Gather every line holding the string "omnibus".
════════════════
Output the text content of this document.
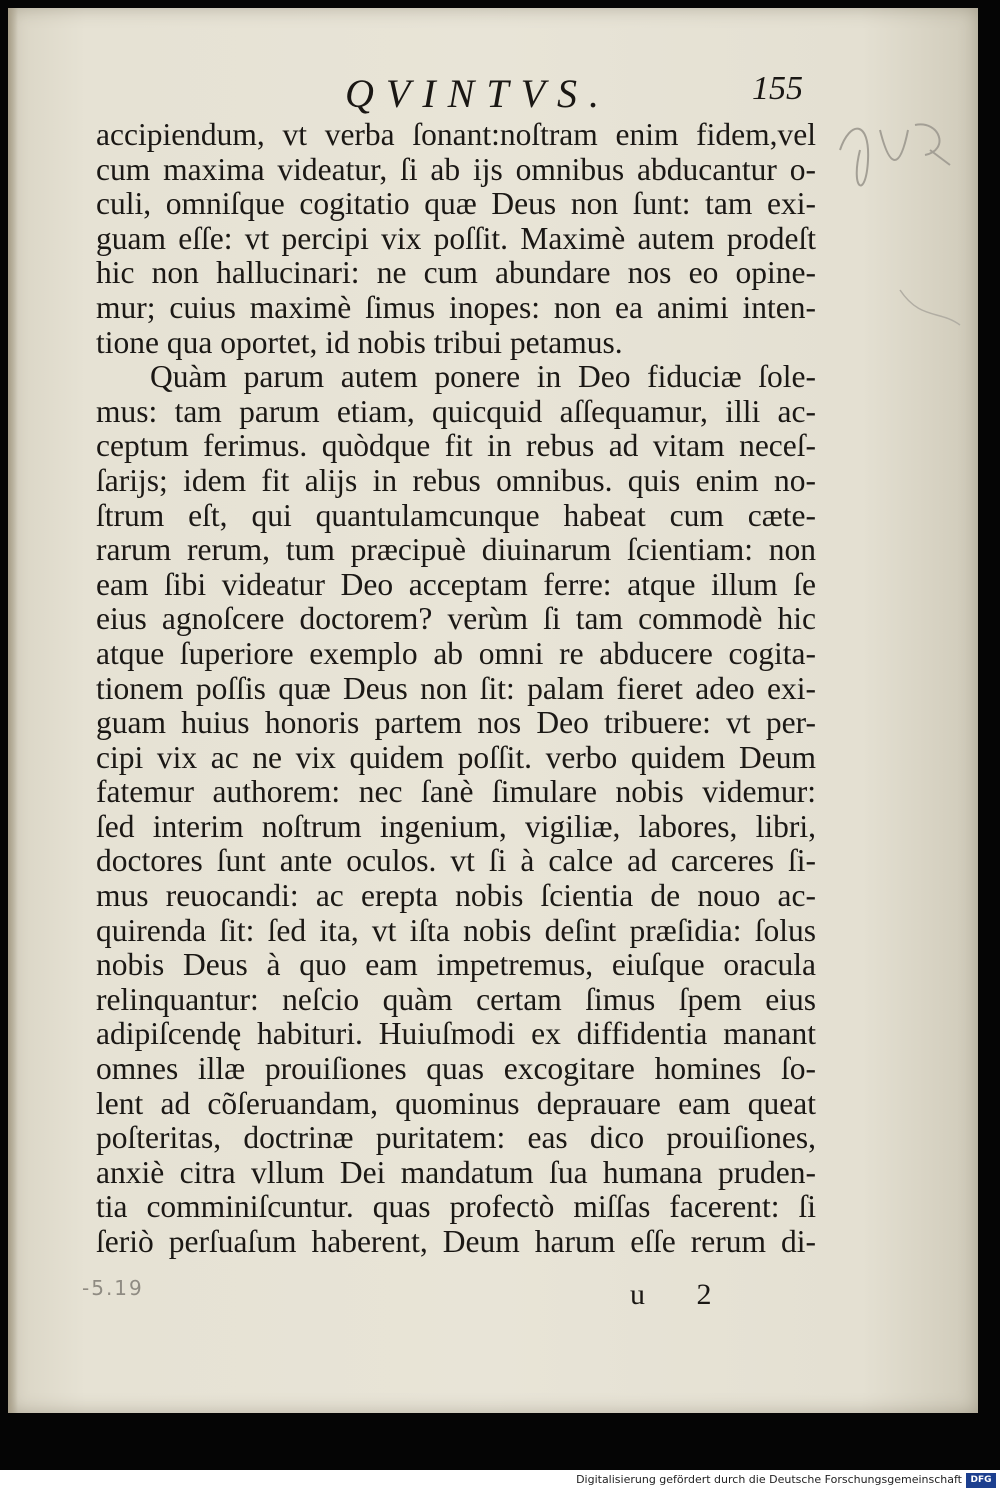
QVINTVS.	155
accipiendum, vt verba ſonant:noſtram enim fidem,vel
cum maxima videatur, ſi ab ijs omnibus abducantur o-
culi, omniſque cogitatio quæ Deus non ſunt: tam exi-
guam eſſe: vt percipi vix poſſit. Maximè autem prodeſt
hic non hallucinari: ne cum abundare nos eo opine-
mur; cuius maximè ſimus inopes: non ea animi inten-
tione qua oportet, id nobis tribui petamus.
Quàm parum autem ponere in Deo fiduciæ ſole-
mus: tam parum etiam, quicquid aſſequamur, illi ac-
ceptum ferimus. quòdque fit in rebus ad vitam neceſ-
ſarijs; idem fit alijs in rebus omnibus. quis enim no-
ſtrum eſt, qui quantulamcunque habeat cum cæte-
rarum rerum, tum præcipuè diuinarum ſcientiam: non
eam ſibi videatur Deo acceptam ferre: atque illum ſe
eius agnoſcere doctorem? verùm ſi tam commodè hic
atque ſuperiore exemplo ab omni re abducere cogita-
tionem poſſis quæ Deus non ſit: palam fieret adeo exi-
guam huius honoris partem nos Deo tribuere: vt per-
cipi vix ac ne vix quidem poſſit. verbo quidem Deum
fatemur authorem: nec ſanè ſimulare nobis videmur:
ſed interim noſtrum ingenium, vigiliæ, labores, libri,
doctores ſunt ante oculos. vt ſi à calce ad carceres ſi-
mus reuocandi: ac erepta nobis ſcientia de nouo ac-
quirenda ſit: ſed ita, vt iſta nobis deſint præſidia: ſolus
nobis Deus à quo eam impetremus, eiuſque oracula
relinquantur: neſcio quàm certam ſimus ſpem eius
adipiſcendę habituri. Huiuſmodi ex diffidentia manant
omnes illæ prouiſiones quas excogitare homines ſo-
lent ad cõſeruandam, quominus deprauare eam queat
poſteritas, doctrinæ puritatem: eas dico prouiſiones,
anxiè citra vllum Dei mandatum ſua humana pruden-
tia comminiſcuntur. quas profectò miſſas facerent: ſi
ſeriò perſuaſum haberent, Deum harum eſſe rerum di-
-5.19	u 2
Digitalisierung gefördert durch die Deutsche Forschungsgemeinschaft DFG
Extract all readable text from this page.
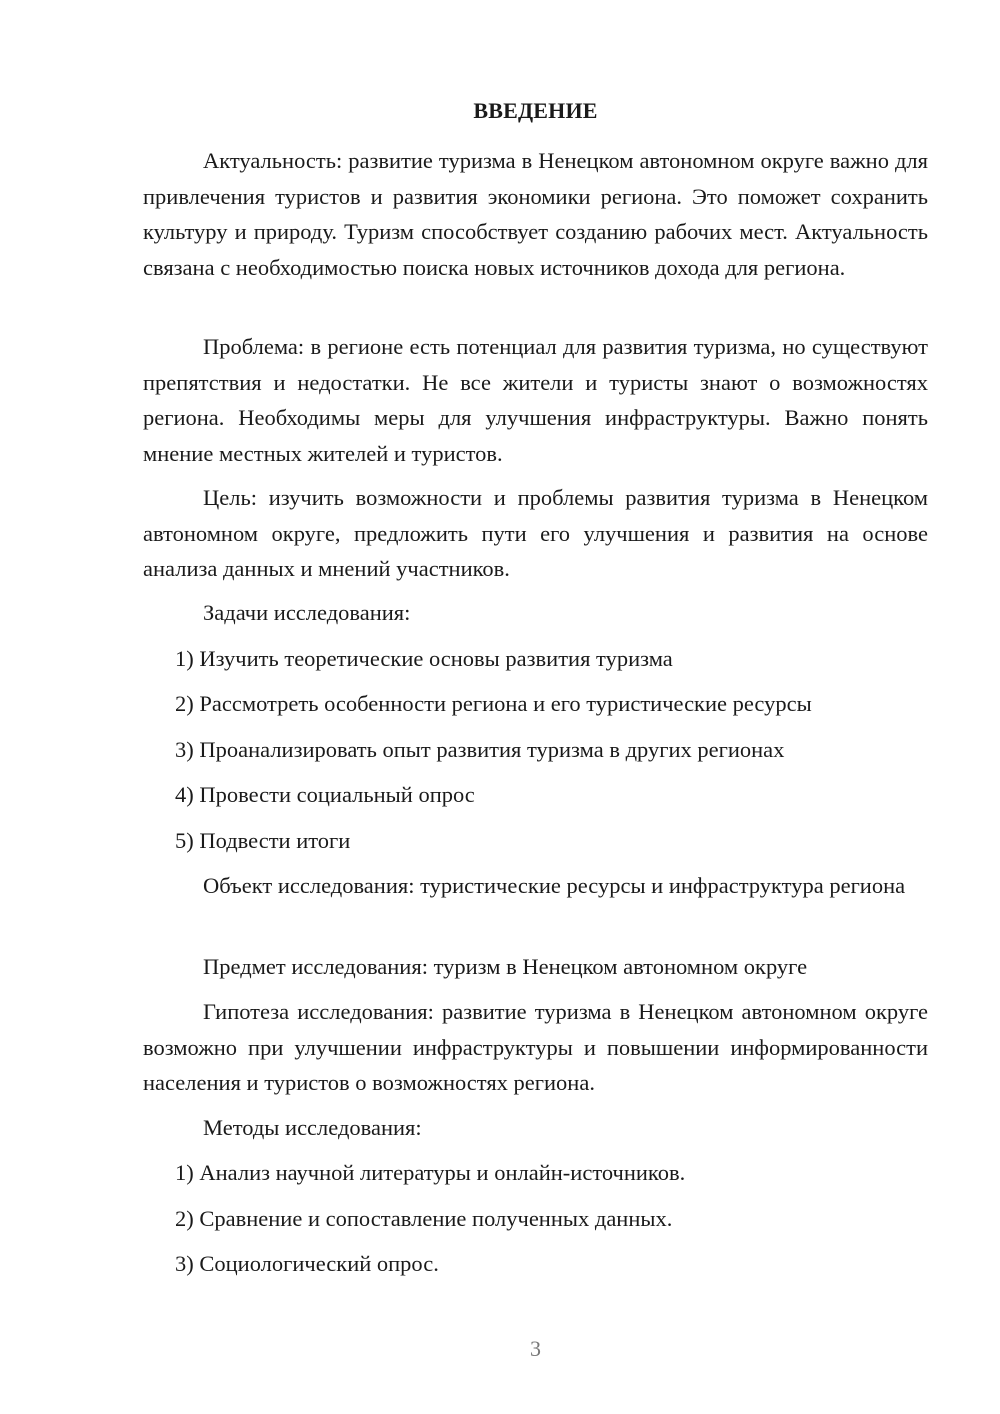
ВВЕДЕНИЕ

Актуальность: развитие туризма в Ненецком автономном округе важно для привлечения туристов и развития экономики региона. Это поможет сохранить культуру и природу. Туризм способствует созданию рабочих мест. Актуальность связана с необходимостью поиска новых источников дохода для региона.

Проблема: в регионе есть потенциал для развития туризма, но существуют препятствия и недостатки. Не все жители и туристы знают о возможностях региона. Необходимы меры для улучшения инфраструктуры. Важно понять мнение местных жителей и туристов.

Цель: изучить возможности и проблемы развития туризма в Ненецком автономном округе, предложить пути его улучшения и развития на основе анализа данных и мнений участников.

Задачи исследования:

1) Изучить теоретические основы развития туризма

2) Рассмотреть особенности региона и его туристические ресурсы

3) Проанализировать опыт развития туризма в других регионах

4) Провести социальный опрос

5) Подвести итоги

Объект исследования: туристические ресурсы и инфраструктура региона

Предмет исследования: туризм в Ненецком автономном округе

Гипотеза исследования: развитие туризма в Ненецком автономном округе возможно при улучшении инфраструктуры и повышении информированности населения и туристов о возможностях региона.

Методы исследования:

1) Анализ научной литературы и онлайн-источников.

2) Сравнение и сопоставление полученных данных.

3) Социологический опрос.

3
════════════════
RESPONSE FOR THIS EXERCISE
cum maxima videatur, ſi ab ijs omnibus abducantur o-
ſarijs; idem fit alijs in rebus omnibus. quis enim no-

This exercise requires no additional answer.